### EXERCISE GOAL
Pull out every line with the word "ruble" from the entries below.

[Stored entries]
□ □ □
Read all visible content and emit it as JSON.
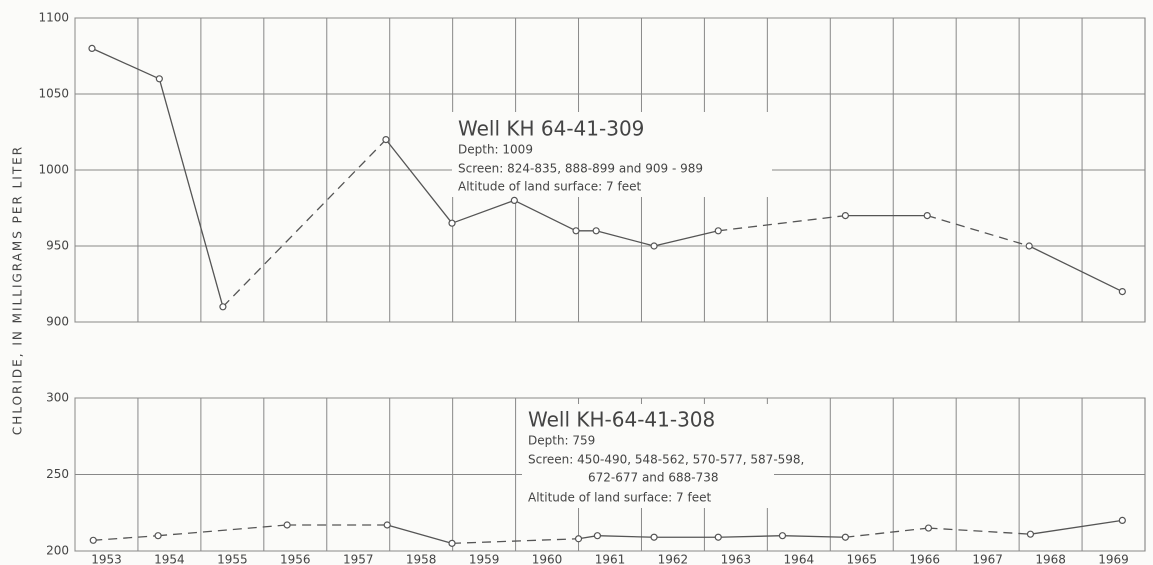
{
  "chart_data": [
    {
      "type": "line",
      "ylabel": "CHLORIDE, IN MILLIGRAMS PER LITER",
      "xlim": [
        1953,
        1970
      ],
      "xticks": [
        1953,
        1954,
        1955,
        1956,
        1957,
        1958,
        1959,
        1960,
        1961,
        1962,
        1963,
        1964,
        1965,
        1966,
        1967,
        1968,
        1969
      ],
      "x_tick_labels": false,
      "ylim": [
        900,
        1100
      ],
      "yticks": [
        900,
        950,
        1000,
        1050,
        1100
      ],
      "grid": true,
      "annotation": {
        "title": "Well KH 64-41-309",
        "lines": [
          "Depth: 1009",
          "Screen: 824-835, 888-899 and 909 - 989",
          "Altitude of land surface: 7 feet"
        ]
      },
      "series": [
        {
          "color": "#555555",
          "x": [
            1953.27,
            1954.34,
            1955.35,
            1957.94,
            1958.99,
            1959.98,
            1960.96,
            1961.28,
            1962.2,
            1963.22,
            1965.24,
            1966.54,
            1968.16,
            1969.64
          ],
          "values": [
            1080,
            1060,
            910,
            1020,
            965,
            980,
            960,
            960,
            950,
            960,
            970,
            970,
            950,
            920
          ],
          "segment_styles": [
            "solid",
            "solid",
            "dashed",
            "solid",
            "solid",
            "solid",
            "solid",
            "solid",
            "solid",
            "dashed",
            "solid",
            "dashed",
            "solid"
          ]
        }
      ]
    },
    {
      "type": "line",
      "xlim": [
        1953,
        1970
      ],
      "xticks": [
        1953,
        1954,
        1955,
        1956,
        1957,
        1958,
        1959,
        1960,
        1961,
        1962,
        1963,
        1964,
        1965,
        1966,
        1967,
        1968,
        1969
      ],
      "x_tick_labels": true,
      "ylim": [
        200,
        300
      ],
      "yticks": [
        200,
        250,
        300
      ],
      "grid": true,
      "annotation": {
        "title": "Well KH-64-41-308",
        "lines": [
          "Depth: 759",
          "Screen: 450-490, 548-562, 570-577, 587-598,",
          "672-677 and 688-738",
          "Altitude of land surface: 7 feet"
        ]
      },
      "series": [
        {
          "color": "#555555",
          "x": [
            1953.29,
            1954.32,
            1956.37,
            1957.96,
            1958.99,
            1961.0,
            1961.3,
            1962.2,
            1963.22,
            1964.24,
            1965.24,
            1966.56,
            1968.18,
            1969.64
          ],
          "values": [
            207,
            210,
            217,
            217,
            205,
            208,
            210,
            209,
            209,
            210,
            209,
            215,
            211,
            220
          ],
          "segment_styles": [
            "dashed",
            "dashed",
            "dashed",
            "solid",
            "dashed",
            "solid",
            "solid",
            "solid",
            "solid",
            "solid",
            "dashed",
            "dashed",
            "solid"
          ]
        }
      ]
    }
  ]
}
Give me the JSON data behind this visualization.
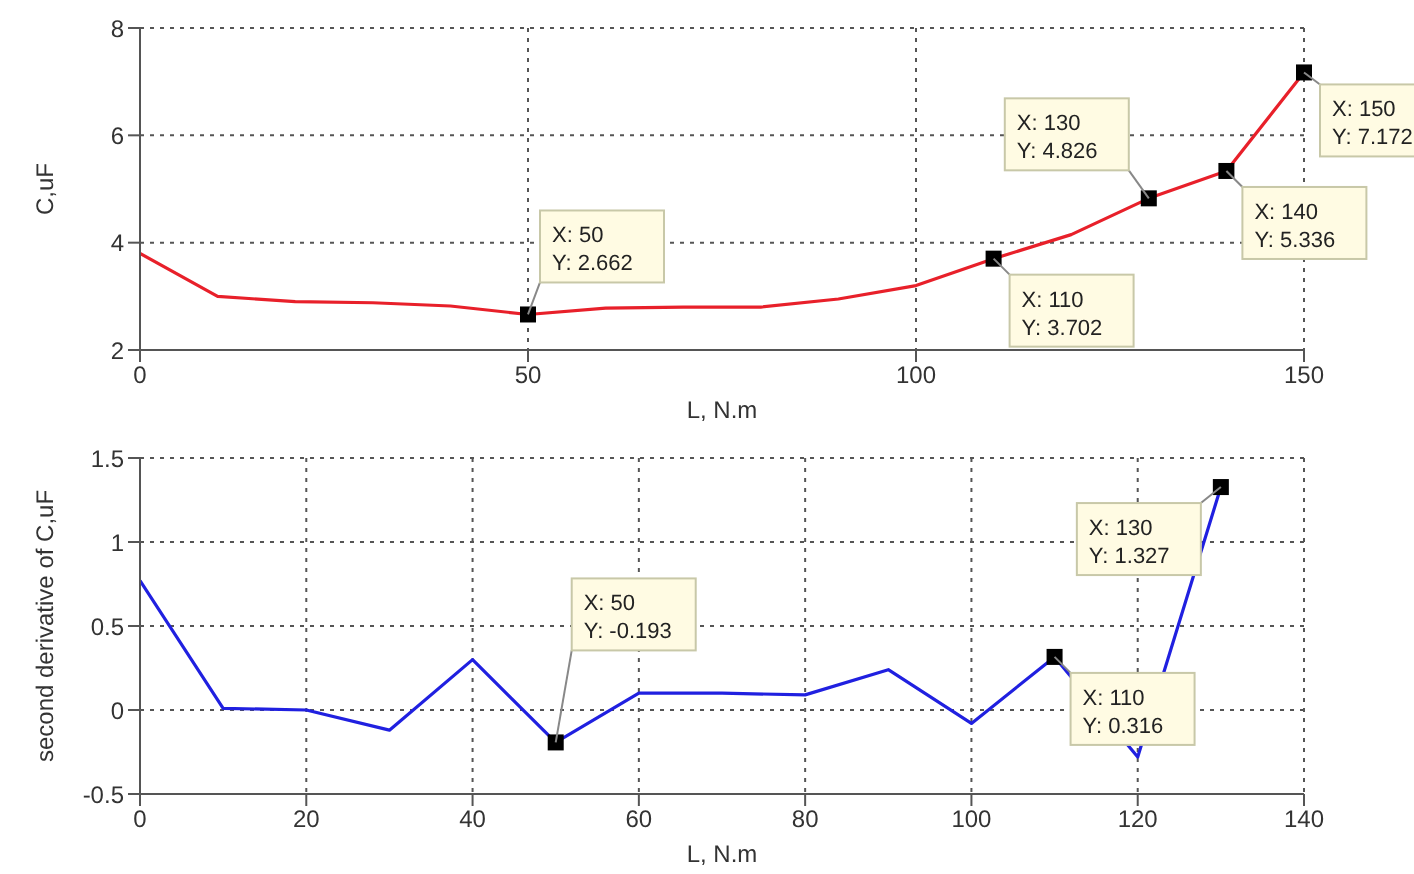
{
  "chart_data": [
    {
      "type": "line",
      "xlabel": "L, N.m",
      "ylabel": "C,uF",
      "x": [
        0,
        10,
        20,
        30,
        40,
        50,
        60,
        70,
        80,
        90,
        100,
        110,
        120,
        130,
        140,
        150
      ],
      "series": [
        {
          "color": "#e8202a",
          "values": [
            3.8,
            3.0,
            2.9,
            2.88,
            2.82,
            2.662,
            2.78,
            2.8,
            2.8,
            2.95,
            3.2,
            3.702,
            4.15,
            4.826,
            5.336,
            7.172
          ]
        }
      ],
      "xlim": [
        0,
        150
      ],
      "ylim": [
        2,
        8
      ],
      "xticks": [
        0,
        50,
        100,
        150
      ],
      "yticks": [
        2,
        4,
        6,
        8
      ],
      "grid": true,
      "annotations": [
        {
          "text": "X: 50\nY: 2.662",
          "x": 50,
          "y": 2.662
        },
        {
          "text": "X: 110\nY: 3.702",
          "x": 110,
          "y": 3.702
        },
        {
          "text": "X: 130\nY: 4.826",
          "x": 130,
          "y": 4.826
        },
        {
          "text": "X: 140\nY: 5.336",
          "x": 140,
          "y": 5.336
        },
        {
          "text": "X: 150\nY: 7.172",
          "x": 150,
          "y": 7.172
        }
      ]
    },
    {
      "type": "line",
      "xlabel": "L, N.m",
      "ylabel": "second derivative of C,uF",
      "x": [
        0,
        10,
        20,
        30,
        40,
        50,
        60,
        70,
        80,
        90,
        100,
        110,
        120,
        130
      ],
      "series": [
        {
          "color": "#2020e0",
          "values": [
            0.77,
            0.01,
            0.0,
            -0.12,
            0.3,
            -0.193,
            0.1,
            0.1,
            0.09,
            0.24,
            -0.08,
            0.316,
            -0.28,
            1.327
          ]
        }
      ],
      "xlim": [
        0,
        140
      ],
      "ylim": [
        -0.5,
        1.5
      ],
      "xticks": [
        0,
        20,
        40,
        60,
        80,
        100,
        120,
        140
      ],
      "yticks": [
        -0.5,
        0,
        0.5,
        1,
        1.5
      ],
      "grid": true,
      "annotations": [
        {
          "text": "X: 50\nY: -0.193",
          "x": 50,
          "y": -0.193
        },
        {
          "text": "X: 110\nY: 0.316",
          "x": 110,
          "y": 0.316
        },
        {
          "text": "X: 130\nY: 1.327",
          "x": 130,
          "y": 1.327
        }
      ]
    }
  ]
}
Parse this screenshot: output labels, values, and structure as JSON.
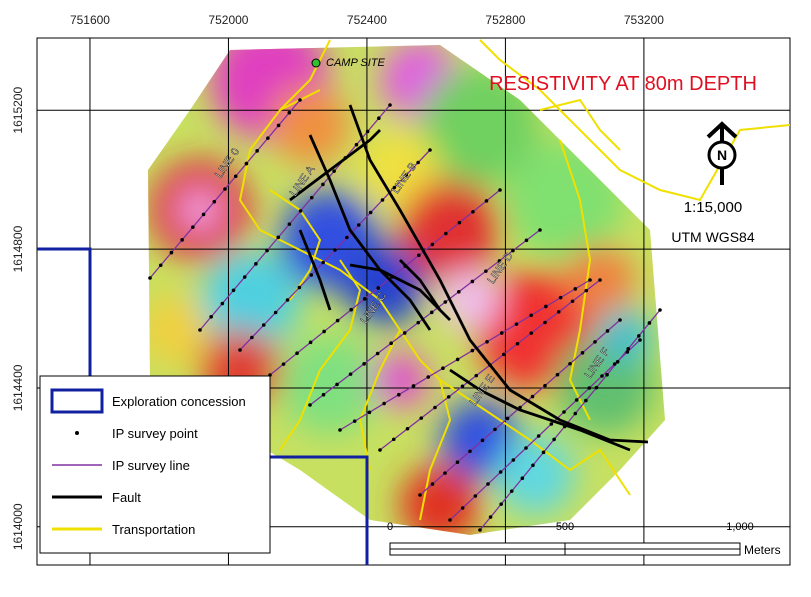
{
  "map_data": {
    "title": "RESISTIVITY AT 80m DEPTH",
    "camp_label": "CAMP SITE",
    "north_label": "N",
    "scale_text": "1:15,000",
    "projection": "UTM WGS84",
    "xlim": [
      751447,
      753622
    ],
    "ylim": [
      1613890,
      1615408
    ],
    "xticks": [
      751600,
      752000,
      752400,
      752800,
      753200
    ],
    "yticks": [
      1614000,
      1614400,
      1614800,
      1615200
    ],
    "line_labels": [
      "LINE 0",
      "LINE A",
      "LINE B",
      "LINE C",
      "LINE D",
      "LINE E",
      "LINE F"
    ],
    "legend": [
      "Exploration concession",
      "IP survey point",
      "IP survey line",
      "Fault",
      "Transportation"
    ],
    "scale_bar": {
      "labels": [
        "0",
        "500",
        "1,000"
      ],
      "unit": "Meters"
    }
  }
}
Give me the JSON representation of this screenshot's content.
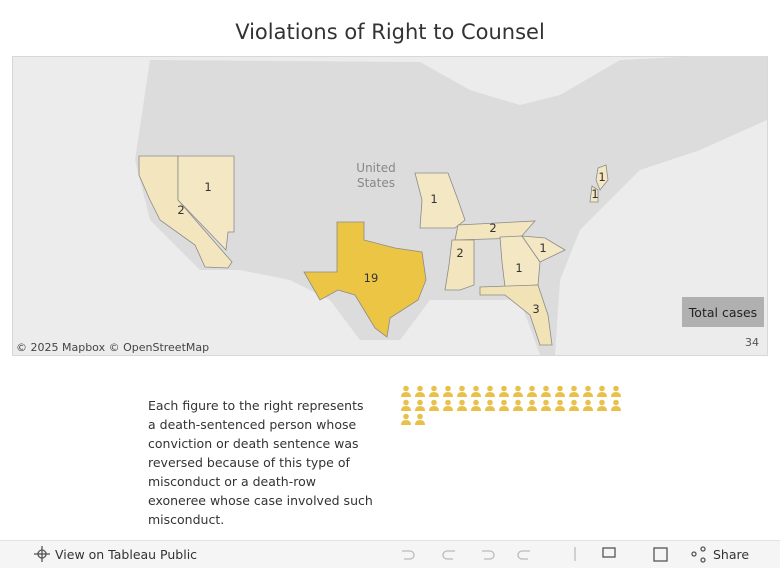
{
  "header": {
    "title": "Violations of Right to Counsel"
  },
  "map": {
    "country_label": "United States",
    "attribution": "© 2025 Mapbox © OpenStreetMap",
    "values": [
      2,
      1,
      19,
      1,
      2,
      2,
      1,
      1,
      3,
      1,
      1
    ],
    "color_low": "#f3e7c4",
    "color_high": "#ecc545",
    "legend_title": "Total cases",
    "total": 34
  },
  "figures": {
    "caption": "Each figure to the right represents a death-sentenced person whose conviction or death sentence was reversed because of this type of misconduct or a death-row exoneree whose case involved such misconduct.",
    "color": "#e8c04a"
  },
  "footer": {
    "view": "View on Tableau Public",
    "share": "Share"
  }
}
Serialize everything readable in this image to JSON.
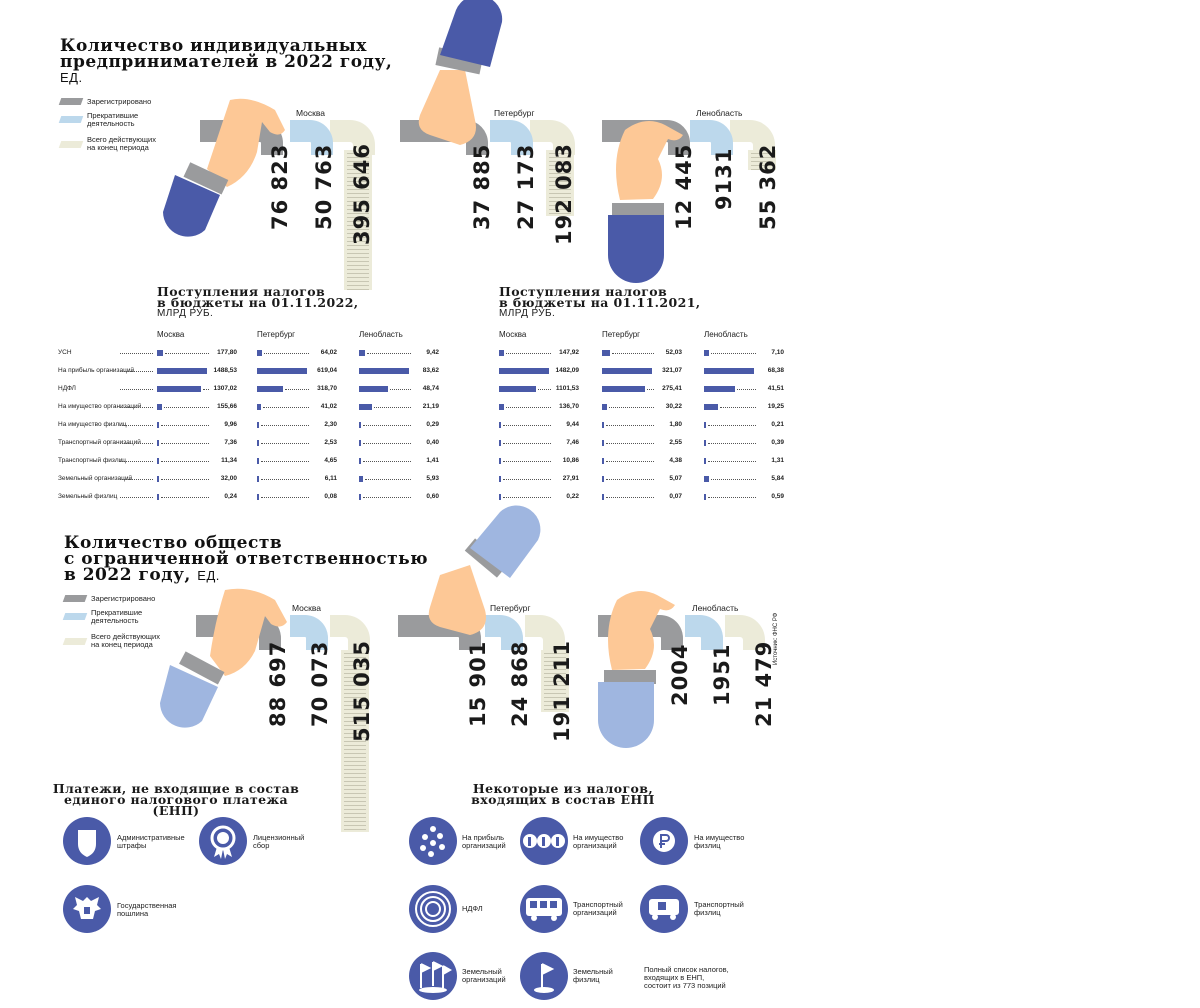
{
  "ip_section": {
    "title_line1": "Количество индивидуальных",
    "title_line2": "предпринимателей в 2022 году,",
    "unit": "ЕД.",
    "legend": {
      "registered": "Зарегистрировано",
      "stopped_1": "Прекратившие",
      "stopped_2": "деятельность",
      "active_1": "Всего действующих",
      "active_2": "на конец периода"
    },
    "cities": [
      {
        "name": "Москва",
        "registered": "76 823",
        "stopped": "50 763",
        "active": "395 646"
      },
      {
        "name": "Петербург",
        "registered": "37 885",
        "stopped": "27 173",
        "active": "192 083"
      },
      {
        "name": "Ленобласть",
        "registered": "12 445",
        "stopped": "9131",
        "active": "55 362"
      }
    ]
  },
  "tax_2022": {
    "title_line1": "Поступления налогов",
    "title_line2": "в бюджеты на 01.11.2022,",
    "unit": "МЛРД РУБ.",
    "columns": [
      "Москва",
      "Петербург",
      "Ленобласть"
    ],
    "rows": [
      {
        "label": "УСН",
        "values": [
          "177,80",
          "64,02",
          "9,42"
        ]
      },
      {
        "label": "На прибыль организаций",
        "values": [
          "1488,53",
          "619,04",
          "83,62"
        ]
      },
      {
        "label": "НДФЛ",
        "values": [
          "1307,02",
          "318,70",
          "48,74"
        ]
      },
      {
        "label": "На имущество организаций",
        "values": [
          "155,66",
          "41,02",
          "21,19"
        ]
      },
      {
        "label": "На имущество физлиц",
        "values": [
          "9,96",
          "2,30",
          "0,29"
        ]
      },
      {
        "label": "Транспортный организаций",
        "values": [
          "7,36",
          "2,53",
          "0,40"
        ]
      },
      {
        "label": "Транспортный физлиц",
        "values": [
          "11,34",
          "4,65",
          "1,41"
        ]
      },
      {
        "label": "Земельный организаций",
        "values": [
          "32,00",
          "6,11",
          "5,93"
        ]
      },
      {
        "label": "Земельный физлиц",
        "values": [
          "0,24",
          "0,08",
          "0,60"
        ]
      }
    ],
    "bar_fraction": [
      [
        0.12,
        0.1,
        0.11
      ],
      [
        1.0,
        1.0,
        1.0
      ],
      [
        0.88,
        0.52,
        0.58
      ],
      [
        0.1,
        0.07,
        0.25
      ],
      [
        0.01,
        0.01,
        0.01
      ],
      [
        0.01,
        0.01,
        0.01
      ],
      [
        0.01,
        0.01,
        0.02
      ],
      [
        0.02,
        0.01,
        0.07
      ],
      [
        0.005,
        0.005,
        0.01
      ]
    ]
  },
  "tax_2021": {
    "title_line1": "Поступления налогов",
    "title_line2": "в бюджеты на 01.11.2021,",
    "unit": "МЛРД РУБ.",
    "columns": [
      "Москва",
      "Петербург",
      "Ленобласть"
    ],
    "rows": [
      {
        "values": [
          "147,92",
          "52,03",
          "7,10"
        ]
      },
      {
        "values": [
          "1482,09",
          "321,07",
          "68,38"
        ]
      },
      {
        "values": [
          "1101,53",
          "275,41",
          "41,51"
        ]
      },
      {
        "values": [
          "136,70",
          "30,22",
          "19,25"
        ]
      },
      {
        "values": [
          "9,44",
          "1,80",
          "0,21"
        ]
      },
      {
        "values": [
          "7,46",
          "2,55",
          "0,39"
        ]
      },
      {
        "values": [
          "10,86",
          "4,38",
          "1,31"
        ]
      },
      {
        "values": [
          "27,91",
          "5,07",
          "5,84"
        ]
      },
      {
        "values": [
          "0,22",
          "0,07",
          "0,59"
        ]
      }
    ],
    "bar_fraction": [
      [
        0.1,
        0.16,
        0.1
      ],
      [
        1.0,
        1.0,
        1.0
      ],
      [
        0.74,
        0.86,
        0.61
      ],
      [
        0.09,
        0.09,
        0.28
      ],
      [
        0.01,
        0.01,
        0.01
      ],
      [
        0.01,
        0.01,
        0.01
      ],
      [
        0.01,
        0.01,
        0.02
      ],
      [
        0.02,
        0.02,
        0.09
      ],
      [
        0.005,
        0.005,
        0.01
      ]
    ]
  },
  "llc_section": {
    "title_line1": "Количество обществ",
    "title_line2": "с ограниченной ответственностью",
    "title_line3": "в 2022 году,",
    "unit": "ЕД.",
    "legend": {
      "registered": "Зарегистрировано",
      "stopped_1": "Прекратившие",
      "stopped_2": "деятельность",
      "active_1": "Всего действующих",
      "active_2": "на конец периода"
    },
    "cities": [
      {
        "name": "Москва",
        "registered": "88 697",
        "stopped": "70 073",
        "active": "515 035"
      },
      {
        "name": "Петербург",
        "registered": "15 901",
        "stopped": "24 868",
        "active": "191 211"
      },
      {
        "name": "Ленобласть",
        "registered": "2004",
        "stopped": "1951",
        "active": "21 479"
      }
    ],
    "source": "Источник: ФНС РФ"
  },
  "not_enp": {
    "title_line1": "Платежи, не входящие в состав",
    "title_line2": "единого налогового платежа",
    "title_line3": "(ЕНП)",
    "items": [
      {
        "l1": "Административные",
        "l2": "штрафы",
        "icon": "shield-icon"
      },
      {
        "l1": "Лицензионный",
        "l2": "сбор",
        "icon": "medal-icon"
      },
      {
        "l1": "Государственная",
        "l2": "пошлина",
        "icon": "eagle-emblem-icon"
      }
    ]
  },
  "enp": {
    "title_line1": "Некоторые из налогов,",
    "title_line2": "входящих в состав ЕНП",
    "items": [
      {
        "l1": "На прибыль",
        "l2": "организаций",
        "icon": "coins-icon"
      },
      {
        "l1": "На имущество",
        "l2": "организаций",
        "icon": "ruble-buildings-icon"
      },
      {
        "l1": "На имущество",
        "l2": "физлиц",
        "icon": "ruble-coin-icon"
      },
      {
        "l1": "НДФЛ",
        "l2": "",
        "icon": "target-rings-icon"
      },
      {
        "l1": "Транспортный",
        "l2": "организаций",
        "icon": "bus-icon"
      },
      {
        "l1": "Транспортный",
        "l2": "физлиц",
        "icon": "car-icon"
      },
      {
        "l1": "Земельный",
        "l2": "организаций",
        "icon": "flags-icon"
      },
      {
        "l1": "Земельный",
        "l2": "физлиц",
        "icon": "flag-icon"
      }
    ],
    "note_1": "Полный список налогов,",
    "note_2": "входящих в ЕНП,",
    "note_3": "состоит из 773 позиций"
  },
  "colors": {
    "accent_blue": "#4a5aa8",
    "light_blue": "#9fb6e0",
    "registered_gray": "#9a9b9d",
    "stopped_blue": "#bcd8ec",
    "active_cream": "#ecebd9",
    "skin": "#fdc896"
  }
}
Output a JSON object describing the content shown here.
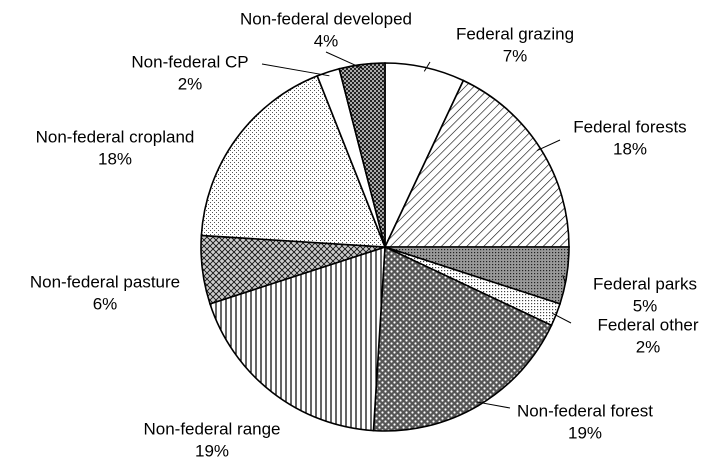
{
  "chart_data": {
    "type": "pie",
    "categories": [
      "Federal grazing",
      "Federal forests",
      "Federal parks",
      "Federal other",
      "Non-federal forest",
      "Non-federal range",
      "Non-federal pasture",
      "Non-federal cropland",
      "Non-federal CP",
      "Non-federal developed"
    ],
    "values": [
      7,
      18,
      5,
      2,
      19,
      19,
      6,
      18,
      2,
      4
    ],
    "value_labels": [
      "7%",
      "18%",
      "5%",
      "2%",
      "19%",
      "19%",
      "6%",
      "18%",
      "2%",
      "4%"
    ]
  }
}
□ □ □
### ANSWER TO THE PROBLEM
        "icon": "ruble-buildings-icon"
        "icon": "ruble-coin-icon"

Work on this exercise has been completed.